### Tugas Tertulis
Lanjutkan teks di bawah tentang keputusan Peter Schmeichel meninggalkan Manchester United, dimulai sesudah kalimat terakhir yang ditampilkan.

### Kutipan Pilihan
◆ ◆ ◆ ◆ ◆ ◆ ◆

Musim 1998/1999 menjadi musim yang tak terlupakan bagi seorang Peter Schmeichel selama berkarier bersama Manchester United. Pasalnya ia berhasil membawa Setan Merah meraih tiga gelar dalam satu musim yaitu Premier League, Piala FA, dan Liga Champions. Pada final Liga Champions melawan Bayern Munich, ia juga didaulat menjadi kapten karena absennya Roy Keane akibat akumulasi kartu. Pencapaian tersebut kemudian membawa namanya menjadi pemain terbaik Denmark tahun 1999.
Namun dibalik pencapaian tersebut, ada rasa penyesalan yang terasa menyakitkan bagi ayah dari Kasper Schmeichel tersebut. Sebuah keputusan pada masa lalu yang kemudian baru ia sesali bertahun-tahun kemudian. Trofi Liga Champions saat itu menjadi raihan terakhir Peter bersama Setan Merah. Ia kemudian memutuskan untuk tidak memperpanjang kontraknya bersama United dan memutuskan untuk hijrah ke Sporting CP.
Sebuah keputusan yang sangat disayangkan oleh banyak pihak. Peter memang sudah berusia 35 tahun saat itu. Namun dengan penampilan apiknya sepanjang musim, ia dianggap bisa bermain lima sampai tujuh tahun lagi. Kelelahan mengikuti jadwal sepakbola Inggris menjadi alasan. Sebuah keputusan yang pada akhirnya ia sesali di kemudian hari.
“Saya lelah. Sangat lelah secara mental. Denmark beberapa kali tampil di turnamen musim panas sehingga Anda harus pergi lalu kembali. Bahkan pada tahun 1998, kami bermain di Piala Dunia dan melawan Brasil pada bulan Juli.”

◆ ◆ ◆ ◆ ◆ ◆ ◆

[Catatan lokasi kemunculan elemen]
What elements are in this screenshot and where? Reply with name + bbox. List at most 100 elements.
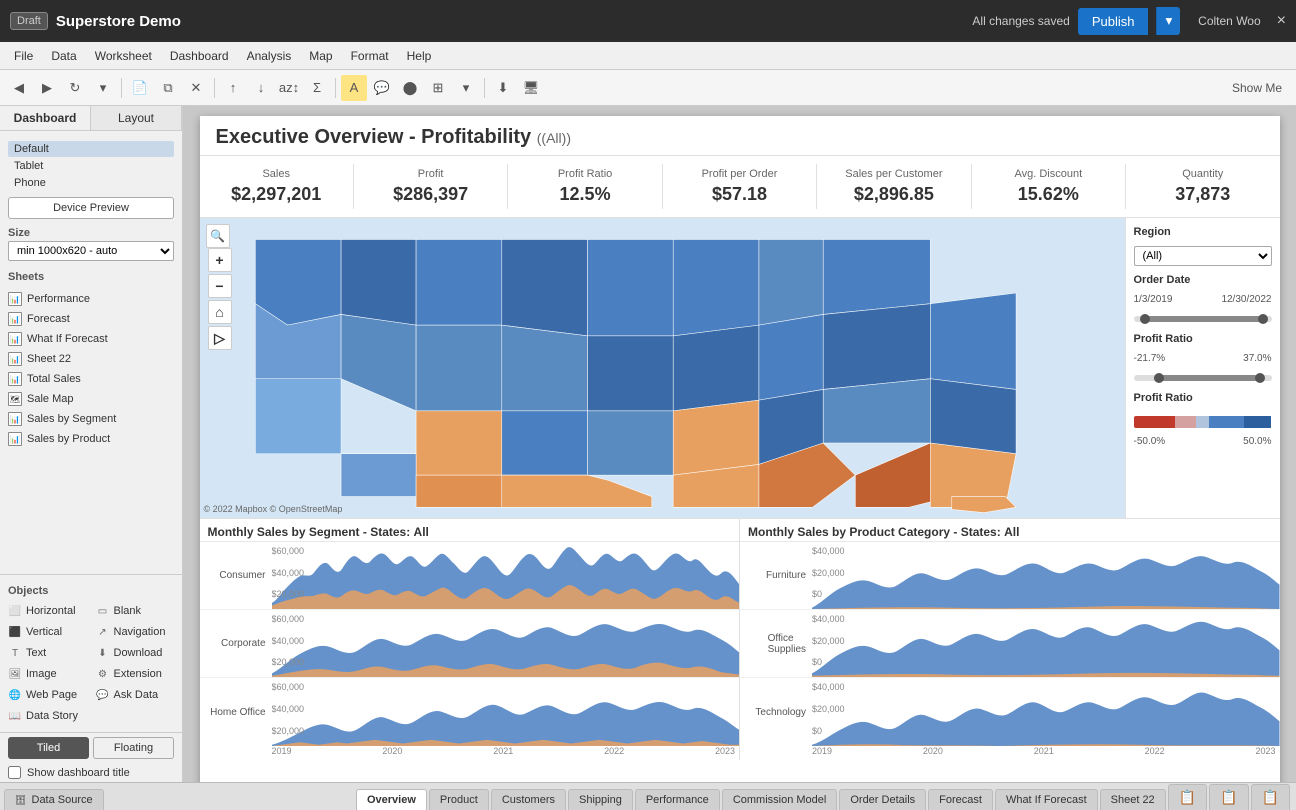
obj-extension[interactable]: ⚙Extension: [92, 664, 179, 684]
state-new-mexico[interactable]: [416, 475, 502, 507]
publish-dropdown-button[interactable]: ▾: [1156, 7, 1180, 35]
sheet-total-sales[interactable]: 📊 Total Sales: [0, 369, 182, 389]
obj-vertical[interactable]: ⬛Vertical: [4, 622, 91, 642]
sheet-sheet22[interactable]: 📊 Sheet 22: [0, 349, 182, 369]
state-minnesota[interactable]: [587, 239, 673, 335]
sort-desc-button[interactable]: ↓: [248, 75, 274, 101]
sheet-sales-by-segment[interactable]: 📊 Sales by Segment: [0, 409, 182, 429]
obj-blank[interactable]: ▭Blank: [92, 601, 179, 621]
export-button[interactable]: ⬇: [490, 75, 516, 101]
tab-sheet22[interactable]: Sheet 22: [1100, 789, 1166, 810]
tab-product[interactable]: Product: [429, 789, 489, 810]
menu-help[interactable]: Help: [399, 46, 440, 66]
size-select[interactable]: min 1000x620 - auto: [8, 241, 174, 261]
tab-customers[interactable]: Customers: [491, 789, 566, 810]
state-nj[interactable]: [930, 293, 1016, 389]
clear-button[interactable]: ✕: [183, 75, 209, 101]
state-north-dakota[interactable]: [501, 239, 587, 335]
map-search-button[interactable]: 🔍: [206, 224, 230, 248]
tab-forecast[interactable]: Forecast: [928, 789, 993, 810]
sheet-sale-map[interactable]: 🗺 Sale Map: [0, 389, 182, 409]
menu-analysis[interactable]: Analysis: [239, 46, 300, 66]
sheet-what-if-forecast[interactable]: 📊 What If Forecast: [0, 329, 182, 349]
tiled-button[interactable]: Tiled: [8, 737, 89, 759]
state-wyoming[interactable]: [416, 325, 502, 411]
highlight-button[interactable]: A: [341, 75, 367, 101]
back-button[interactable]: ◀: [6, 75, 32, 101]
date-slider-left[interactable]: [1140, 314, 1150, 324]
tab-dashboard[interactable]: Dashboard: [0, 106, 91, 130]
obj-image[interactable]: 🖼Image: [4, 664, 91, 684]
state-michigan[interactable]: [758, 239, 822, 325]
menu-dashboard[interactable]: Dashboard: [162, 46, 237, 66]
tab-overview[interactable]: Overview: [356, 789, 427, 810]
publish-button[interactable]: Publish: [1078, 8, 1149, 35]
show-me-button[interactable]: Show Me: [1224, 75, 1290, 101]
sheet-performance[interactable]: 📊 Performance: [0, 289, 182, 309]
view-toggle[interactable]: ⊞: [425, 75, 451, 101]
state-va[interactable]: [823, 379, 930, 443]
obj-askdata[interactable]: 💬Ask Data: [92, 685, 179, 705]
tab-add-extra2[interactable]: 📋: [1209, 784, 1248, 810]
tab-what-if-forecast[interactable]: What If Forecast: [995, 789, 1098, 810]
user-name[interactable]: Colten Woo: [1198, 14, 1260, 28]
menu-worksheet[interactable]: Worksheet: [87, 46, 160, 66]
obj-text[interactable]: TText: [4, 643, 91, 663]
state-ny[interactable]: [823, 239, 930, 314]
state-montana[interactable]: [416, 239, 502, 325]
tab-order-details[interactable]: Order Details: [839, 789, 926, 810]
close-button[interactable]: ×: [1277, 12, 1286, 30]
floating-button[interactable]: Floating: [93, 737, 174, 759]
tab-datasource[interactable]: 🗄 Data Source: [4, 789, 104, 810]
profit-ratio-slider-right[interactable]: [1255, 373, 1265, 383]
device-button[interactable]: 🖥: [518, 75, 544, 101]
obj-download[interactable]: ⬇Download: [92, 643, 179, 663]
obj-webpage[interactable]: 🌐Web Page: [4, 685, 91, 705]
marks-button[interactable]: ⬤: [397, 75, 423, 101]
state-pa[interactable]: [823, 304, 930, 390]
state-idaho[interactable]: [341, 239, 416, 325]
tab-shipping[interactable]: Shipping: [568, 789, 633, 810]
region-select[interactable]: (All) East West Central South: [1134, 246, 1272, 266]
forward-button[interactable]: ▶: [34, 75, 60, 101]
state-md-de[interactable]: [930, 379, 1016, 454]
zoom-in-button[interactable]: +: [208, 248, 232, 272]
state-missouri[interactable]: [587, 411, 673, 475]
state-wisconsin[interactable]: [673, 239, 759, 335]
new-button[interactable]: 📄: [127, 75, 153, 101]
state-california[interactable]: [255, 379, 341, 454]
profit-ratio-slider[interactable]: [1134, 375, 1272, 381]
tab-add-extra1[interactable]: 📋: [1168, 784, 1207, 810]
tab-layout[interactable]: Layout: [91, 106, 182, 130]
state-kentucky[interactable]: [673, 400, 759, 475]
obj-datastory[interactable]: 📖Data Story: [4, 706, 91, 726]
sort-asc-button[interactable]: ↑: [220, 75, 246, 101]
date-slider-right[interactable]: [1258, 314, 1268, 324]
show-title-checkbox[interactable]: [8, 766, 21, 779]
view-dropdown[interactable]: ▾: [453, 75, 479, 101]
device-preview-button[interactable]: Device Preview: [8, 197, 174, 219]
menu-file[interactable]: File: [6, 46, 41, 66]
tab-add-extra3[interactable]: 📋: [1251, 784, 1290, 810]
menu-data[interactable]: Data: [43, 46, 84, 66]
refresh-button[interactable]: ↻: [62, 75, 88, 101]
arrow-button[interactable]: ▷: [208, 326, 232, 350]
state-kansas[interactable]: [501, 411, 587, 475]
obj-horizontal[interactable]: ⬜Horizontal: [4, 601, 91, 621]
home-button[interactable]: ⌂: [208, 300, 232, 324]
aggregate-button[interactable]: Σ: [304, 75, 330, 101]
tab-commission-model[interactable]: Commission Model: [722, 789, 838, 810]
usa-map[interactable]: [200, 218, 1125, 518]
state-ohio[interactable]: [758, 314, 822, 400]
state-iowa[interactable]: [587, 336, 673, 411]
state-south-dakota[interactable]: [501, 325, 587, 411]
device-phone[interactable]: Phone: [8, 175, 174, 191]
menu-map[interactable]: Map: [301, 46, 340, 66]
sheet-forecast[interactable]: 📊 Forecast: [0, 309, 182, 329]
refresh-dropdown[interactable]: ▾: [90, 75, 116, 101]
date-slider[interactable]: [1134, 316, 1272, 322]
tab-performance[interactable]: Performance: [635, 789, 720, 810]
sheet-sales-by-product[interactable]: 📊 Sales by Product: [0, 429, 182, 449]
device-tablet[interactable]: Tablet: [8, 158, 174, 174]
state-arizona[interactable]: [341, 454, 416, 497]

◆ ◆ ◆ ◆ ◆ ◆ ◆

### Jawaban Tugas
“Dan saya juga harus mempersiapkan diri untuk membawa United lolos ke Liga Champions karena kami harus bermain play-off pada bulan Juli. Setelah musim sebelumnya (1997/1998), Piala Dunia 1998, saya langsung bermain ke musim berikutnya sehingga saya tidak punya waktu istirahat. Secara mental, saya tidak siap menghadapi musim itu,” ujarnya dalam Podcast Manchester United.
Lelahnya Peter bukannya tanpa alasan. Pria yang ukuran pakaiannya XXXL ini nyaris tidak pernah absen dalam satu musim baik itu bersama United maupun tim nasional. Ketika United meraih tiga gelar pada 1999, Peter bermain 56 kali dan hanya kehilangan tujuh laga di semua kompetisi. Bahkan pada musim 1993/1994, ia bermain 60 kali. Ini belum ditambah pertandingan yang melibatkan tim nasional.
Peter sebenarnya tidak ingin tempatnya sebagai kiper utama tergusur, namun ia menginginkan tempatnya sering di rotasi. Pasalnya tenaga Peter juga digunakan pada ajang-ajang piala. Saat itu, ia berharap posisinya bisa dirotasi dengan Raimond van der Gouw, yang justru kesulitan mendapatkan menit main, dalam beberapa kesempatan. Namun alih-alih meminta untuk dirotasi, Peter justru memilih untuk hengkang ke Sporting. Keputusan ini yang ia anggap terburu-buru dilakukan karena seharusnya ia bisa kompromi dulu dengan Ferguson terkait masalah mental yang ia derita saat itu.
“Kami beberapa kali berbincang setelah final 1999 namun saya seperti, ‘Tidak, tidak, saya sudah membuat keputusan,’ namun setelah melihat lagi ke belakang, saya merasa kalau keputusan yang saya ambil terburu-buru. Manajer bisa bertanya kepada saya, ‘Apakah Anda yakin?’ tapi dia tidak melakukannya dan menerima kalau kepindahan ini harus terjadi.”
“Jika saya sedikit menahan diri, dan berkata kalau manajer bisa mengelola saya dengan baik, melihat usia saya, dan tidak bermain dalam pertandingan tertentu, mungkin segalanya akan menjadi jauh lebih baik bagi saya. Ketika kamu melihat ke belakang dan mengenang kembali keputusan yang telah kamu buat, maka saya tidak akan membuat keputusan seperti itu,” kata Peter.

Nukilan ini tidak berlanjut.